▸ **STATED PROBLEM**: Give the data below again exactly as it stands. Omit the pictures.

▸ **SUPPLIED DATA**:
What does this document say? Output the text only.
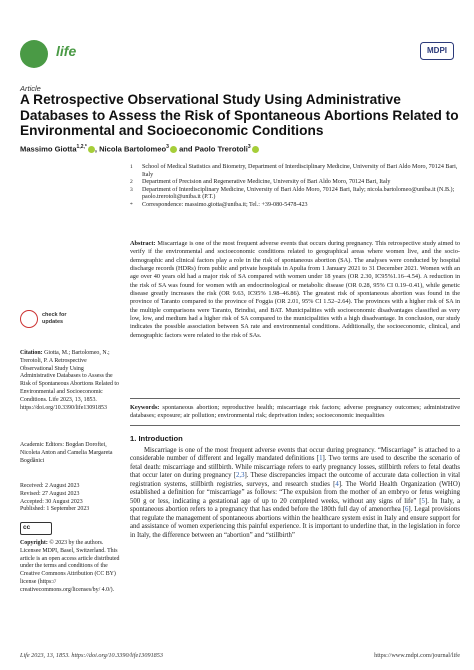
life	MDPI
Article
A Retrospective Observational Study Using Administrative Databases to Assess the Risk of Spontaneous Abortions Related to Environmental and Socioeconomic Conditions
Massimo Giotta$^{1,2,*}$ , Nicola Bartolomeo$^3$ and Paolo Trerotoli$^3$
1 School of Medical Statistics and Biometry, Department of Interdisciplinary Medicine, University of Bari Aldo Moro, 70124 Bari, Italy
2 Department of Precision and Regenerative Medicine, University of Bari Aldo Moro, 70124 Bari, Italy
3 Department of Interdisciplinary Medicine, University of Bari Aldo Moro, 70124 Bari, Italy; nicola.bartolomeo@uniba.it (N.B.); paolo.trerotoli@uniba.it (P.T.)
* Correspondence: massimo.giotta@uniba.it; Tel.: +39-080-5478-423
Abstract: Miscarriage is one of the most frequent adverse events that occurs during pregnancy. This retrospective study aimed to verify if the environmental and socioeconomic conditions related to geographical areas where women live, and the socio-demographic and clinical factors play a role in the risk of spontaneous abortion (SA). The analyses were conducted by hospital discharge records (HDRs) from public and private hospitals in Apulia from 1 January 2021 to 31 December 2021. Women with an age over 40 years old had a major risk of SA compared with women under 18 years (OR 2.30, IC95%1.16–4.54). A reduction in the risk of SA was found for women with an endocrinological or metabolic disease (OR 0.28, 95% CI 0.19–0.41), while genetic disease greatly increases the risk (OR 9.63, IC95% 1.98–46.86). The greatest risk of spontaneous abortion was found in the province of Taranto compared to the province of Foggia (OR 2.01, 95% CI 1.52–2.64). The provinces with a higher risk of SA in the multiple comparisons were Taranto, Brindisi, and BAT. Municipalities with socioeconomic disadvantages classified as very low, low, and medium had a higher risk of SA compared to the municipalities with a high disadvantage. In conclusion, our study indicates the possible association between SA rate and environmental conditions. Additionally, the socioeconomic, clinical, and demographic factors were related to the risk of SAs.
Keywords: spontaneous abortion; reproductive health; miscarriage risk factors; adverse pregnancy outcomes; administrative databases; exposure; air pollution; environmental risk; deprivation index; socioeconomic inequalities
1. Introduction
Miscarriage is one of the most frequent adverse events that occur during pregnancy. “Miscarriage” is attached to a considerable number of different and legally mandated definitions [1]. Two terms are used to describe the scenario of fetal death: miscarriage and stillbirth. While miscarriage refers to early pregnancy losses, stillbirth refers to fetal deaths that occur later on during pregnancy [2,3]. These discrepancies impact the outcome of accurate data collection in vital registration systems, stillbirth registries, surveys, and research studies [4]. The World Health Organization (WHO) established a definition for “miscarriage” as follows: “The expulsion from the mother of an embryo or fetus weighing 500 g or less, indicating a gestational age of up to 20 completed weeks, without any signs of life” [5]. In Italy, a spontaneous abortion refers to a pregnancy that has ended before the 180th full day of amenorrhea [6]. Legal provisions that regulate the management of spontaneous abortions within the healthcare system exist in Italy and ensure support for and assistance of women experiencing this painful experience. It is important to underline that, in the legislation in force in Italy, the difference between an “abortion” and “stillbirth”
check for
updates
Citation: Giotta, M.; Bartolomeo, N.; Trerotoli, P. A Retrospective Observational Study Using Administrative Databases to Assess the Risk of Spontaneous Abortions Related to Environmental and Socioeconomic Conditions. Life 2023, 13, 1853. https://doi.org/10.3390/life13091853
Academic Editors: Bogdan Doroftei, Nicoleta Anton and Camelia Margareta Bogdănici
Received: 2 August 2023
Revised: 27 August 2023
Accepted: 30 August 2023
Published: 1 September 2023
cc
Copyright: © 2023 by the authors. Licensee MDPI, Basel, Switzerland. This article is an open access article distributed under the terms and conditions of the Creative Commons Attribution (CC BY) license (https:// creativecommons.org/licenses/by/ 4.0/).
Life 2023, 13, 1853. https://doi.org/10.3390/life13091853	https://www.mdpi.com/journal/life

▸ **REPLY**:
What does this document say? Output the text only.
life	MDPI
Article
A Retrospective Observational Study Using Administrative Databases to Assess the Risk of Spontaneous Abortions Related to Environmental and Socioeconomic Conditions
Massimo Giotta$^{1,2,*}$ , Nicola Bartolomeo$^3$ and Paolo Trerotoli$^3$
1 School of Medical Statistics and Biometry, Department of Interdisciplinary Medicine, University of Bari Aldo Moro, 70124 Bari, Italy
2 Department of Precision and Regenerative Medicine, University of Bari Aldo Moro, 70124 Bari, Italy
3 Department of Interdisciplinary Medicine, University of Bari Aldo Moro, 70124 Bari, Italy; nicola.bartolomeo@uniba.it (N.B.); paolo.trerotoli@uniba.it (P.T.)
* Correspondence: massimo.giotta@uniba.it; Tel.: +39-080-5478-423
Abstract: Miscarriage is one of the most frequent adverse events that occurs during pregnancy. This retrospective study aimed to verify if the environmental and socioeconomic conditions related to geographical areas where women live, and the socio-demographic and clinical factors play a role in the risk of spontaneous abortion (SA). The analyses were conducted by hospital discharge records (HDRs) from public and private hospitals in Apulia from 1 January 2021 to 31 December 2021. Women with an age over 40 years old had a major risk of SA compared with women under 18 years (OR 2.30, IC95%1.16–4.54). A reduction in the risk of SA was found for women with an endocrinological or metabolic disease (OR 0.28, 95% CI 0.19–0.41), while genetic disease greatly increases the risk (OR 9.63, IC95% 1.98–46.86). The greatest risk of spontaneous abortion was found in the province of Taranto compared to the province of Foggia (OR 2.01, 95% CI 1.52–2.64). The provinces with a higher risk of SA in the multiple comparisons were Taranto, Brindisi, and BAT. Municipalities with socioeconomic disadvantages classified as very low, low, and medium had a higher risk of SA compared to the municipalities with a high disadvantage. In conclusion, our study indicates the possible association between SA rate and environmental conditions. Additionally, the socioeconomic, clinical, and demographic factors were related to the risk of SAs.
Keywords: spontaneous abortion; reproductive health; miscarriage risk factors; adverse pregnancy outcomes; administrative databases; exposure; air pollution; environmental risk; deprivation index; socioeconomic inequalities
1. Introduction
Miscarriage is one of the most frequent adverse events that occur during pregnancy. “Miscarriage” is attached to a considerable number of different and legally mandated definitions [1]. Two terms are used to describe the scenario of fetal death: miscarriage and stillbirth. While miscarriage refers to early pregnancy losses, stillbirth refers to fetal deaths that occur later on during pregnancy [2,3]. These discrepancies impact the outcome of accurate data collection in vital registration systems, stillbirth registries, surveys, and research studies [4]. The World Health Organization (WHO) established a definition for “miscarriage” as follows: “The expulsion from the mother of an embryo or fetus weighing 500 g or less, indicating a gestational age of up to 20 completed weeks, without any signs of life” [5]. In Italy, a spontaneous abortion refers to a pregnancy that has ended before the 180th full day of amenorrhea [6]. Legal provisions that regulate the management of spontaneous abortions within the healthcare system exist in Italy and ensure support for and assistance of women experiencing this painful experience. It is important to underline that, in the legislation in force in Italy, the difference between an “abortion” and “stillbirth”
check for
updates
Citation: Giotta, M.; Bartolomeo, N.; Trerotoli, P. A Retrospective Observational Study Using Administrative Databases to Assess the Risk of Spontaneous Abortions Related to Environmental and Socioeconomic Conditions. Life 2023, 13, 1853. https://doi.org/10.3390/life13091853
Academic Editors: Bogdan Doroftei, Nicoleta Anton and Camelia Margareta Bogdănici
Received: 2 August 2023
Revised: 27 August 2023
Accepted: 30 August 2023
Published: 1 September 2023
cc
Copyright: © 2023 by the authors. Licensee MDPI, Basel, Switzerland. This article is an open access article distributed under the terms and conditions of the Creative Commons Attribution (CC BY) license (https:// creativecommons.org/licenses/by/ 4.0/).
Life 2023, 13, 1853. https://doi.org/10.3390/life13091853	https://www.mdpi.com/journal/life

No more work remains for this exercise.